■ **Exercise aim**: Retype all of the material below, line for line, with every word and number unchanged.

# # #

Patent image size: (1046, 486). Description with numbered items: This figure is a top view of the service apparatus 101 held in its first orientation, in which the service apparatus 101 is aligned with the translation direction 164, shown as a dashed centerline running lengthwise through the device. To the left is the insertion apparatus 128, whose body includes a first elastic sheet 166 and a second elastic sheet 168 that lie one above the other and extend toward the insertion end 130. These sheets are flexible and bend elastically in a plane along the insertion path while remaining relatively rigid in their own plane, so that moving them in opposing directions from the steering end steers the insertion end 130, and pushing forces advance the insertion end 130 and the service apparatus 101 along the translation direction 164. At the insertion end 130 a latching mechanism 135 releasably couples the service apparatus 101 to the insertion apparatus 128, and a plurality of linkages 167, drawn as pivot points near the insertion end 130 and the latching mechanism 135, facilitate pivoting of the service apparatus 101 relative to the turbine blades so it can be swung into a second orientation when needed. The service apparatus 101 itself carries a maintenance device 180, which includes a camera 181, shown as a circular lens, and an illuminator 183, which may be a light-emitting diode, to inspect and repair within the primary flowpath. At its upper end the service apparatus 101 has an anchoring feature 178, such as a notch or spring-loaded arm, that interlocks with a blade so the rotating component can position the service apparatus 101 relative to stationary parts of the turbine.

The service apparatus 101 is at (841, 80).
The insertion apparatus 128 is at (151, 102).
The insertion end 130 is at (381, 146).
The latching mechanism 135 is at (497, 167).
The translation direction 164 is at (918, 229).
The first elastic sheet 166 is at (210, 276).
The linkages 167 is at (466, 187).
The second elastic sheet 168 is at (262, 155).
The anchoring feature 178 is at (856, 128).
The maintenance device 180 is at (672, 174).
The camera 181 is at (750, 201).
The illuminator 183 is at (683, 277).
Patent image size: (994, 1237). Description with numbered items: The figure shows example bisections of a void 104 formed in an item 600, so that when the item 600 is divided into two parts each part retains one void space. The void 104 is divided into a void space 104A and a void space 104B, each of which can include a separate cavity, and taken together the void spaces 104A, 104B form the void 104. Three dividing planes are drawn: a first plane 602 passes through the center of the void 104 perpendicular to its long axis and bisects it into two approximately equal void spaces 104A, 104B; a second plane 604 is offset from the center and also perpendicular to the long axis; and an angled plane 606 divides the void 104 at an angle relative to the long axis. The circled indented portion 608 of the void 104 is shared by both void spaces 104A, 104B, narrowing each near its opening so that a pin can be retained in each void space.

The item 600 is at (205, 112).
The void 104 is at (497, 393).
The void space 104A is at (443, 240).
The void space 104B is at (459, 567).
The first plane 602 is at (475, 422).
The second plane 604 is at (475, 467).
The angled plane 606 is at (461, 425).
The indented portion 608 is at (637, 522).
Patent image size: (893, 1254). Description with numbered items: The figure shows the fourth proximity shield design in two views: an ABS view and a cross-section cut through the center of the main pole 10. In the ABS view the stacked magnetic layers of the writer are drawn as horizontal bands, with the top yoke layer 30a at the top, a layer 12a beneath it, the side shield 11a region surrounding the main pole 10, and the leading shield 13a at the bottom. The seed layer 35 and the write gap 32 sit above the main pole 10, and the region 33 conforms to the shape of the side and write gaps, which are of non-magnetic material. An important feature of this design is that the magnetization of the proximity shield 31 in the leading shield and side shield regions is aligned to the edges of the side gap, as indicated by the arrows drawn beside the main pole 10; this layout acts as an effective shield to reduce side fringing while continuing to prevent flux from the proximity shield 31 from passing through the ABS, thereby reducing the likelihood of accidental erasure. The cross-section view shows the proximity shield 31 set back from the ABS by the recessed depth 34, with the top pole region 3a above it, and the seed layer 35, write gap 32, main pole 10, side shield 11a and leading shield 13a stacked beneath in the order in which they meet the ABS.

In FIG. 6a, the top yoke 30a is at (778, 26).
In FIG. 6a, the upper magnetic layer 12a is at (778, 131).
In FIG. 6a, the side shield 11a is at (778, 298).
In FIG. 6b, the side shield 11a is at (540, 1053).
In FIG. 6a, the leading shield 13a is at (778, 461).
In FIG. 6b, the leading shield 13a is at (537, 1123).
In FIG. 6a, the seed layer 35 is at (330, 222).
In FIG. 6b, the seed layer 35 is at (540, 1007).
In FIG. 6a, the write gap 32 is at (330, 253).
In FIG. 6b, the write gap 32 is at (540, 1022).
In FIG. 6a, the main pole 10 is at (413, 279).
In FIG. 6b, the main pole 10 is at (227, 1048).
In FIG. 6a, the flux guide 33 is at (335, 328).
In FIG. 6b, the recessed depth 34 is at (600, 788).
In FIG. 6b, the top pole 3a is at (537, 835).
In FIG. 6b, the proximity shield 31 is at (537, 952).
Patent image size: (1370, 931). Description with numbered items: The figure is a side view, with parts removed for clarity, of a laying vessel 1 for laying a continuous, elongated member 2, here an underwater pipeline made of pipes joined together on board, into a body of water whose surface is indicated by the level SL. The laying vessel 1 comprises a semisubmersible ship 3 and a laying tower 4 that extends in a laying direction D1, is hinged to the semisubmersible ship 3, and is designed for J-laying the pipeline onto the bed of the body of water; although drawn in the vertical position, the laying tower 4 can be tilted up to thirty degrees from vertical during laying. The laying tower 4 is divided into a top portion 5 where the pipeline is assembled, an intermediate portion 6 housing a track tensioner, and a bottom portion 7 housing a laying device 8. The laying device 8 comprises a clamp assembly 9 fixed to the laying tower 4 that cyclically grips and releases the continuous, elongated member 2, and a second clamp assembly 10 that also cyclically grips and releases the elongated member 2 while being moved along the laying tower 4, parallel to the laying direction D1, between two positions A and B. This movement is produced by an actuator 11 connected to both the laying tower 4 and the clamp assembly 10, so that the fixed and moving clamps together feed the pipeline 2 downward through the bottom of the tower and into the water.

# # #

■ **Result**:
Patent image size: (1046, 486). Description with numbered items: This figure is a top view of the service apparatus 101 held in its first orientation, in which the service apparatus 101 is aligned with the translation direction 164, shown as a dashed centerline running lengthwise through the device. To the left is the insertion apparatus 128, whose body includes a first elastic sheet 166 and a second elastic sheet 168 that lie one above the other and extend toward the insertion end 130. These sheets are flexible and bend elastically in a plane along the insertion path while remaining relatively rigid in their own plane, so that moving them in opposing directions from the steering end steers the insertion end 130, and pushing forces advance the insertion end 130 and the service apparatus 101 along the translation direction 164. At the insertion end 130 a latching mechanism 135 releasably couples the service apparatus 101 to the insertion apparatus 128, and a plurality of linkages 167, drawn as pivot points near the insertion end 130 and the latching mechanism 135, facilitate pivoting of the service apparatus 101 relative to the turbine blades so it can be swung into a second orientation when needed. The service apparatus 101 itself carries a maintenance device 180, which includes a camera 181, shown as a circular lens, and an illuminator 183, which may be a light-emitting diode, to inspect and repair within the primary flowpath. At its upper end the service apparatus 101 has an anchoring feature 178, such as a notch or spring-loaded arm, that interlocks with a blade so the rotating component can position the service apparatus 101 relative to stationary parts of the turbine.

The service apparatus 101 is at (841, 80).
The insertion apparatus 128 is at (151, 102).
The insertion end 130 is at (381, 146).
The latching mechanism 135 is at (497, 167).
The translation direction 164 is at (918, 229).
The first elastic sheet 166 is at (210, 276).
The linkages 167 is at (466, 187).
The second elastic sheet 168 is at (262, 155).
The anchoring feature 178 is at (856, 128).
The maintenance device 180 is at (672, 174).
The camera 181 is at (750, 201).
The illuminator 183 is at (683, 277).
Patent image size: (994, 1237). Description with numbered items: The figure shows example bisections of a void 104 formed in an item 600, so that when the item 600 is divided into two parts each part retains one void space. The void 104 is divided into a void space 104A and a void space 104B, each of which can include a separate cavity, and taken together the void spaces 104A, 104B form the void 104. Three dividing planes are drawn: a first plane 602 passes through the center of the void 104 perpendicular to its long axis and bisects it into two approximately equal void spaces 104A, 104B; a second plane 604 is offset from the center and also perpendicular to the long axis; and an angled plane 606 divides the void 104 at an angle relative to the long axis. The circled indented portion 608 of the void 104 is shared by both void spaces 104A, 104B, narrowing each near its opening so that a pin can be retained in each void space.

The item 600 is at (205, 112).
The void 104 is at (497, 393).
The void space 104A is at (443, 240).
The void space 104B is at (459, 567).
The first plane 602 is at (475, 422).
The second plane 604 is at (475, 467).
The angled plane 606 is at (461, 425).
The indented portion 608 is at (637, 522).
Patent image size: (893, 1254). Description with numbered items: The figure shows the fourth proximity shield design in two views: an ABS view and a cross-section cut through the center of the main pole 10. In the ABS view the stacked magnetic layers of the writer are drawn as horizontal bands, with the top yoke layer 30a at the top, a layer 12a beneath it, the side shield 11a region surrounding the main pole 10, and the leading shield 13a at the bottom. The seed layer 35 and the write gap 32 sit above the main pole 10, and the region 33 conforms to the shape of the side and write gaps, which are of non-magnetic material. An important feature of this design is that the magnetization of the proximity shield 31 in the leading shield and side shield regions is aligned to the edges of the side gap, as indicated by the arrows drawn beside the main pole 10; this layout acts as an effective shield to reduce side fringing while continuing to prevent flux from the proximity shield 31 from passing through the ABS, thereby reducing the likelihood of accidental erasure. The cross-section view shows the proximity shield 31 set back from the ABS by the recessed depth 34, with the top pole region 3a above it, and the seed layer 35, write gap 32, main pole 10, side shield 11a and leading shield 13a stacked beneath in the order in which they meet the ABS.

In FIG. 6a, the top yoke 30a is at (778, 26).
In FIG. 6a, the upper magnetic layer 12a is at (778, 131).
In FIG. 6a, the side shield 11a is at (778, 298).
In FIG. 6b, the side shield 11a is at (540, 1053).
In FIG. 6a, the leading shield 13a is at (778, 461).
In FIG. 6b, the leading shield 13a is at (537, 1123).
In FIG. 6a, the seed layer 35 is at (330, 222).
In FIG. 6b, the seed layer 35 is at (540, 1007).
In FIG. 6a, the write gap 32 is at (330, 253).
In FIG. 6b, the write gap 32 is at (540, 1022).
In FIG. 6a, the main pole 10 is at (413, 279).
In FIG. 6b, the main pole 10 is at (227, 1048).
In FIG. 6a, the flux guide 33 is at (335, 328).
In FIG. 6b, the recessed depth 34 is at (600, 788).
In FIG. 6b, the top pole 3a is at (537, 835).
In FIG. 6b, the proximity shield 31 is at (537, 952).
Patent image size: (1370, 931). Description with numbered items: The figure is a side view, with parts removed for clarity, of a laying vessel 1 for laying a continuous, elongated member 2, here an underwater pipeline made of pipes joined together on board, into a body of water whose surface is indicated by the level SL. The laying vessel 1 comprises a semisubmersible ship 3 and a laying tower 4 that extends in a laying direction D1, is hinged to the semisubmersible ship 3, and is designed for J-laying the pipeline onto the bed of the body of water; although drawn in the vertical position, the laying tower 4 can be tilted up to thirty degrees from vertical during laying. The laying tower 4 is divided into a top portion 5 where the pipeline is assembled, an intermediate portion 6 housing a track tensioner, and a bottom portion 7 housing a laying device 8. The laying device 8 comprises a clamp assembly 9 fixed to the laying tower 4 that cyclically grips and releases the continuous, elongated member 2, and a second clamp assembly 10 that also cyclically grips and releases the elongated member 2 while being moved along the laying tower 4, parallel to the laying direction D1, between two positions A and B. This movement is produced by an actuator 11 connected to both the laying tower 4 and the clamp assembly 10, so that the fixed and moving clamps together feed the pipeline 2 downward through the bottom of the tower and into the water.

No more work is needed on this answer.